[BEGIN]

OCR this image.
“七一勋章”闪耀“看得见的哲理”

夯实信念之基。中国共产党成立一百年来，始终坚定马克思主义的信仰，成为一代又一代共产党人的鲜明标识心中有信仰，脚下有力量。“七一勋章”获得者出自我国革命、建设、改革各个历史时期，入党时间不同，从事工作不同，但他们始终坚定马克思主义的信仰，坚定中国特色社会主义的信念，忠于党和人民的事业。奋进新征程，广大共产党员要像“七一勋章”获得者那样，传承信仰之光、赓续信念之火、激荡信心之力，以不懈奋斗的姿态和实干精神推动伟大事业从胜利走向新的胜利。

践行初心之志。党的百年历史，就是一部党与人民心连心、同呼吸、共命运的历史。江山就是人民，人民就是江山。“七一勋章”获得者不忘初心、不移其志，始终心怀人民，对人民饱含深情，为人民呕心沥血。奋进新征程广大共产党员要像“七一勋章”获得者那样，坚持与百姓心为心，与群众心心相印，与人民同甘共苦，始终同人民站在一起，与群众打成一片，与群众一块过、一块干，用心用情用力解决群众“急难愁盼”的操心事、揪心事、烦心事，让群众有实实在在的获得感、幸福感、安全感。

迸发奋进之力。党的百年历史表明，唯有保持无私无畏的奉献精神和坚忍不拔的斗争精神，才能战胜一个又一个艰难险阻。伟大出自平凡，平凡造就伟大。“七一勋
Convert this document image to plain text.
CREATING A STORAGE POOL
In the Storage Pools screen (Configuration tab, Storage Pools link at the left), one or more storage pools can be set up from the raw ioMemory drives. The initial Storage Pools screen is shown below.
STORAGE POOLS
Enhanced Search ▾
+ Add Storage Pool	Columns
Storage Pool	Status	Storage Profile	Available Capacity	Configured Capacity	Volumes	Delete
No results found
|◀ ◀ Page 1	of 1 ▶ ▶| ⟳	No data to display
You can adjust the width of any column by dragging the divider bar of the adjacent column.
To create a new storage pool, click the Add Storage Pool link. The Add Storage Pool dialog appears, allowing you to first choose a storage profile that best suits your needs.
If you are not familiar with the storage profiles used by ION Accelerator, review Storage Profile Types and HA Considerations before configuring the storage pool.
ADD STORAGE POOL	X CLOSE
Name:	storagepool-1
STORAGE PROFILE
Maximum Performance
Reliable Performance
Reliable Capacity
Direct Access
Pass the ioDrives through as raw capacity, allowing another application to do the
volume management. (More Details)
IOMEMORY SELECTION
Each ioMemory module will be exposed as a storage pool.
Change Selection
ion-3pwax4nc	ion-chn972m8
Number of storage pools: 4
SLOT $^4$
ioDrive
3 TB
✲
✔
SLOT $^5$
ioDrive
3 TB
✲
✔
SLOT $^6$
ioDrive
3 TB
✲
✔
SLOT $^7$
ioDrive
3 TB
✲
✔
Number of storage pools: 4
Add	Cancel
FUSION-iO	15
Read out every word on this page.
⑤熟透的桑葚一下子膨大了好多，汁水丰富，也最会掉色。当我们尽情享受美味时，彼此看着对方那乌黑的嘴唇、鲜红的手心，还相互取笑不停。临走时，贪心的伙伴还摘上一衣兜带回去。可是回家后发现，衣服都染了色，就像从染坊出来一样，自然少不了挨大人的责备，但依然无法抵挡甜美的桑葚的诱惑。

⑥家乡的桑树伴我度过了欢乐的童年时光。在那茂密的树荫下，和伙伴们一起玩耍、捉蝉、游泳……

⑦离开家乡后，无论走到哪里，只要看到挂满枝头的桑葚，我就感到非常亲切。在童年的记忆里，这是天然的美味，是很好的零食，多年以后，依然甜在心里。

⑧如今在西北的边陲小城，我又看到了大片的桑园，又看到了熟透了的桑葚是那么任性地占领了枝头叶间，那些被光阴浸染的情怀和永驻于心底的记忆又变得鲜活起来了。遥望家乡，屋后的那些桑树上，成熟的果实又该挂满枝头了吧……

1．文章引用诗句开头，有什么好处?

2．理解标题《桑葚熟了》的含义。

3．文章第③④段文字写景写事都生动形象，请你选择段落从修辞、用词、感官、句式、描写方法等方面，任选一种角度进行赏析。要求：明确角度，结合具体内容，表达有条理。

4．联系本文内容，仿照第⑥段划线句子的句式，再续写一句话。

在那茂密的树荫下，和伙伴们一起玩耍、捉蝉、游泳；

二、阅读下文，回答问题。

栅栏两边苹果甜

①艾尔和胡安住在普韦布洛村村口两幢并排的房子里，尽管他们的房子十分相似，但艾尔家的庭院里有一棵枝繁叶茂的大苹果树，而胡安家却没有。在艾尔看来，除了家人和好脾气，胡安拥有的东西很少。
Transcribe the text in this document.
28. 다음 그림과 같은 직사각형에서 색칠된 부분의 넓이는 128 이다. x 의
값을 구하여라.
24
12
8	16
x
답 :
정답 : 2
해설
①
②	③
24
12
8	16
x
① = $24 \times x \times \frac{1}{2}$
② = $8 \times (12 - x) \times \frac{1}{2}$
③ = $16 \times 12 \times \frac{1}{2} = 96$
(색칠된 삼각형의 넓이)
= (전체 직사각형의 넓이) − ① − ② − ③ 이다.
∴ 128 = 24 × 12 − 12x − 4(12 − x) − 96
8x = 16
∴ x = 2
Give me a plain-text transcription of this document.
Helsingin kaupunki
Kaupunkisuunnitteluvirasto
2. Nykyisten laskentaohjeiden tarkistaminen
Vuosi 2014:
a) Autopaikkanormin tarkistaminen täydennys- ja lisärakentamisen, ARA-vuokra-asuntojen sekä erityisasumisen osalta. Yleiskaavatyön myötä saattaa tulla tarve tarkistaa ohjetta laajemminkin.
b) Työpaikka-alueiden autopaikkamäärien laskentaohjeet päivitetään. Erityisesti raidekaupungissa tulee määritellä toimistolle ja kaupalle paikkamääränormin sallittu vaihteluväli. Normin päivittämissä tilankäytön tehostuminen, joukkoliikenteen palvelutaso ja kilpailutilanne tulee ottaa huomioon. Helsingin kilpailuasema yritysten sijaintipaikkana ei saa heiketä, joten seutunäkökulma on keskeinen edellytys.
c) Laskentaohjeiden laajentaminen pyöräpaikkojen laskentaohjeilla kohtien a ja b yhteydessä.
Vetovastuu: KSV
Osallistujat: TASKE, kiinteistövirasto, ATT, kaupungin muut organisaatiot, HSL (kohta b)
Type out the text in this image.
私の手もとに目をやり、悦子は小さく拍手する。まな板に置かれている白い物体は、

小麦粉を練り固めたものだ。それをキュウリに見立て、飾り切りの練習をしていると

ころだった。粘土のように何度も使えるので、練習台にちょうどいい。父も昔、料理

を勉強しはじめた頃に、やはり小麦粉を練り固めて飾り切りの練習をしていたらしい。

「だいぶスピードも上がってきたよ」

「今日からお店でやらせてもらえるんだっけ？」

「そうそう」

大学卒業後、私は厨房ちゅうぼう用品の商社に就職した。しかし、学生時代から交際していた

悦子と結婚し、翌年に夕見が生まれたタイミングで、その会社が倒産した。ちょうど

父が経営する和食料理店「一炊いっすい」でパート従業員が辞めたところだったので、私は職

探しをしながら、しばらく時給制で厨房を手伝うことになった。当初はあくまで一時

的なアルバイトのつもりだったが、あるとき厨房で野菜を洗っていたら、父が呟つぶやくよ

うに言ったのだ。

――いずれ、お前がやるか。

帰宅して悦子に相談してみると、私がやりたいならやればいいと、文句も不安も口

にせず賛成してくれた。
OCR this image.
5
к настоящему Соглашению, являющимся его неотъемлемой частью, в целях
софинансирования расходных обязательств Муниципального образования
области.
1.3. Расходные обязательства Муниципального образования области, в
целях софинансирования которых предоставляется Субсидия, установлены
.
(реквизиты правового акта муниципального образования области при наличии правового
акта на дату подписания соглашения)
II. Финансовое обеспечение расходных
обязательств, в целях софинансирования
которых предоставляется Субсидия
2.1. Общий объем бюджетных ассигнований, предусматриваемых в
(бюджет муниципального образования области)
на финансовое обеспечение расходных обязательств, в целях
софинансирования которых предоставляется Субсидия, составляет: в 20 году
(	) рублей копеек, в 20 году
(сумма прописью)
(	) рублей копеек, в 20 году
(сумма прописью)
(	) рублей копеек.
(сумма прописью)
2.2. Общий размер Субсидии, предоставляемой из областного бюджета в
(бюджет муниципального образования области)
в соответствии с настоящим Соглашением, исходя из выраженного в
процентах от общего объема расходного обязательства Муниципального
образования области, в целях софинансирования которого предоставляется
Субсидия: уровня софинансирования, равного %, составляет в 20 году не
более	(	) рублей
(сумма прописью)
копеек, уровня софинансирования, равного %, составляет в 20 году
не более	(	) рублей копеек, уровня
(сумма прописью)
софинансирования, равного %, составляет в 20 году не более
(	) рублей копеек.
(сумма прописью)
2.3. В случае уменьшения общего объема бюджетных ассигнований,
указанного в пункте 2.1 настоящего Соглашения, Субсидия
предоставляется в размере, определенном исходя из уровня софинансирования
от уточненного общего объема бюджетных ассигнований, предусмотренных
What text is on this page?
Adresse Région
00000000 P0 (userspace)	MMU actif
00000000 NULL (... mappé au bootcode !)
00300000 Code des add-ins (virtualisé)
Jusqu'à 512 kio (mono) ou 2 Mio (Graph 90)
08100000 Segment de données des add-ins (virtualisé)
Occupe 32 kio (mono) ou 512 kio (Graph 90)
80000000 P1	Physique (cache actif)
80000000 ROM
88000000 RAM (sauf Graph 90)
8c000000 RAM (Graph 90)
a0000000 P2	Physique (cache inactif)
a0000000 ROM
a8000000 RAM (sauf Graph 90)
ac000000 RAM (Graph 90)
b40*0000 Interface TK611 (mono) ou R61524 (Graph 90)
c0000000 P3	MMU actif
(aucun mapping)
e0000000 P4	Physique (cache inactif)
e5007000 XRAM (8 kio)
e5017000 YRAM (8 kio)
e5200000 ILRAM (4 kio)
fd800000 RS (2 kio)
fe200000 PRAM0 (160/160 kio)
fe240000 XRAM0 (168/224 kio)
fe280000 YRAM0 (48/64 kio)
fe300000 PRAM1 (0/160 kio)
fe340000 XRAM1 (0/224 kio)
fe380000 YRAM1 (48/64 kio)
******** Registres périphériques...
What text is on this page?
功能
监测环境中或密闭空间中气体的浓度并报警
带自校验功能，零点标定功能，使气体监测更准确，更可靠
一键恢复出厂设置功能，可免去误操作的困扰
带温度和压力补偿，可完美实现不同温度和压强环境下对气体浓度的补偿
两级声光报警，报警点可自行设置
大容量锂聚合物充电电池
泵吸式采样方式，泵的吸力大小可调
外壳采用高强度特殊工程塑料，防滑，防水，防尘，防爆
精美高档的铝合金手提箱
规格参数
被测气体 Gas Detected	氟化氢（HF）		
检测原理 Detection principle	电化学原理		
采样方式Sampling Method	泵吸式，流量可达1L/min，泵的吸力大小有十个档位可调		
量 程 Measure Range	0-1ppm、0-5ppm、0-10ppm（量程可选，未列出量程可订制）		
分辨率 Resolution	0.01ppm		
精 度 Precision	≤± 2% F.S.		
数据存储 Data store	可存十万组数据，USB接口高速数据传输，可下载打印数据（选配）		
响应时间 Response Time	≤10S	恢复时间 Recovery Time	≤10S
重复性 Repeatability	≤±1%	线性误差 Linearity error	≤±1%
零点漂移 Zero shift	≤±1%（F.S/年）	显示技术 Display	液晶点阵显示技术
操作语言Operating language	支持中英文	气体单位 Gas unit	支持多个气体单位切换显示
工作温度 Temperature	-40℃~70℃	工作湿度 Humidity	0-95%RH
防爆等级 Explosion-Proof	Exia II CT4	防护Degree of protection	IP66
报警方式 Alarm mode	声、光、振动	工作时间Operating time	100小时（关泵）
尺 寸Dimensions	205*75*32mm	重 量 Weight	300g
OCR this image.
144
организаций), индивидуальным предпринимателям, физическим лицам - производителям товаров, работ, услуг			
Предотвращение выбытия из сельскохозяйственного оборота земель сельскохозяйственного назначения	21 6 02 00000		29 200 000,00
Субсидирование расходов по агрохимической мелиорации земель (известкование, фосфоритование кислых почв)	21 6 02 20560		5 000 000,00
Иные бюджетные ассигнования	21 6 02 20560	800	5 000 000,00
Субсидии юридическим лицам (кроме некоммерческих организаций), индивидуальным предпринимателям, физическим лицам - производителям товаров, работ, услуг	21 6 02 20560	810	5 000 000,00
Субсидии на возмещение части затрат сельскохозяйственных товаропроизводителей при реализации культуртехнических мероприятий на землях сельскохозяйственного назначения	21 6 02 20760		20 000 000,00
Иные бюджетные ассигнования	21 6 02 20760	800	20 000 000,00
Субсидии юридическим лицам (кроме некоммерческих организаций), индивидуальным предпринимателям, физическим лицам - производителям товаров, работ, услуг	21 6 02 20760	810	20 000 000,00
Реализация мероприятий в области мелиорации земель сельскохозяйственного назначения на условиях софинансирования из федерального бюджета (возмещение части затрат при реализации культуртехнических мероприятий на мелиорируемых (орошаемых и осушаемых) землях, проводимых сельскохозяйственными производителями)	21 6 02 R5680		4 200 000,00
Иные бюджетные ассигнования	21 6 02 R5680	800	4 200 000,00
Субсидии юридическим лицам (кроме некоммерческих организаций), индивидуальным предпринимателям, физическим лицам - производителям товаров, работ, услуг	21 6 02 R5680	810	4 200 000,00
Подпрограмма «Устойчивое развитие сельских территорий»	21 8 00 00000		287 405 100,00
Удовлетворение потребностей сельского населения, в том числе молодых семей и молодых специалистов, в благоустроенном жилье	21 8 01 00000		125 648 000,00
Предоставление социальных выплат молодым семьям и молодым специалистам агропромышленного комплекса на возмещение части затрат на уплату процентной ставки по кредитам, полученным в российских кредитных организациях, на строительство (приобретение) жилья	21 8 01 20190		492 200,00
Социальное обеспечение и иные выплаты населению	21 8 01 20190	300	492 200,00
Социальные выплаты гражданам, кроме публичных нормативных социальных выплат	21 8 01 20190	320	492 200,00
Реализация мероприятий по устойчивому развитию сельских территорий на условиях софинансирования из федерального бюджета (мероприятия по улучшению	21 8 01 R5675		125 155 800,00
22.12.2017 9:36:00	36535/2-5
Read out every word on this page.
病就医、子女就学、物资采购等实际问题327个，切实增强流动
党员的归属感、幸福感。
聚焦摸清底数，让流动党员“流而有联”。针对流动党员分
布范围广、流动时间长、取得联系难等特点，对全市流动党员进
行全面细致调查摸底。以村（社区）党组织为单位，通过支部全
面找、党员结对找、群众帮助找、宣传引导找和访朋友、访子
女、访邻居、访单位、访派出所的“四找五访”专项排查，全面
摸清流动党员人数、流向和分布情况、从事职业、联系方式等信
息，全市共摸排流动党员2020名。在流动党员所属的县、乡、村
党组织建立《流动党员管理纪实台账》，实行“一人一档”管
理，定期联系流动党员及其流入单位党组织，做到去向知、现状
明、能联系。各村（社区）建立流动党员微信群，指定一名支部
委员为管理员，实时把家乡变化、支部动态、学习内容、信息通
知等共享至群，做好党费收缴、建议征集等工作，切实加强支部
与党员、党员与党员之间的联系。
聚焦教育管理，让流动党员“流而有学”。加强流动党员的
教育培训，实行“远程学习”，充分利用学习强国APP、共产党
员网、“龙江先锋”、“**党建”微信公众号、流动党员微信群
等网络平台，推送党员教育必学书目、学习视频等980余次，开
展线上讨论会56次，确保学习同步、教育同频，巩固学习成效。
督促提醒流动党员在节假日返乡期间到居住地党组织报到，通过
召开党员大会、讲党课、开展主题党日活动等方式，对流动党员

[END]

Directions:
Copy each line that contains the word "услуг".

Problem solution:
организаций), индивидуальным предпринимателям, физическим лицам - производителям товаров, работ, услуг			
Субсидии юридическим лицам (кроме некоммерческих организаций), индивидуальным предпринимателям, физическим лицам - производителям товаров, работ, услуг	21 6 02 20560	810	5 000 000,00
Субсидии юридическим лицам (кроме некоммерческих организаций), индивидуальным предпринимателям, физическим лицам - производителям товаров, работ, услуг	21 6 02 20760	810	20 000 000,00
Субсидии юридическим лицам (кроме некоммерческих организаций), индивидуальным предпринимателям, физическим лицам - производителям товаров, работ, услуг	21 6 02 R5680	810	4 200 000,00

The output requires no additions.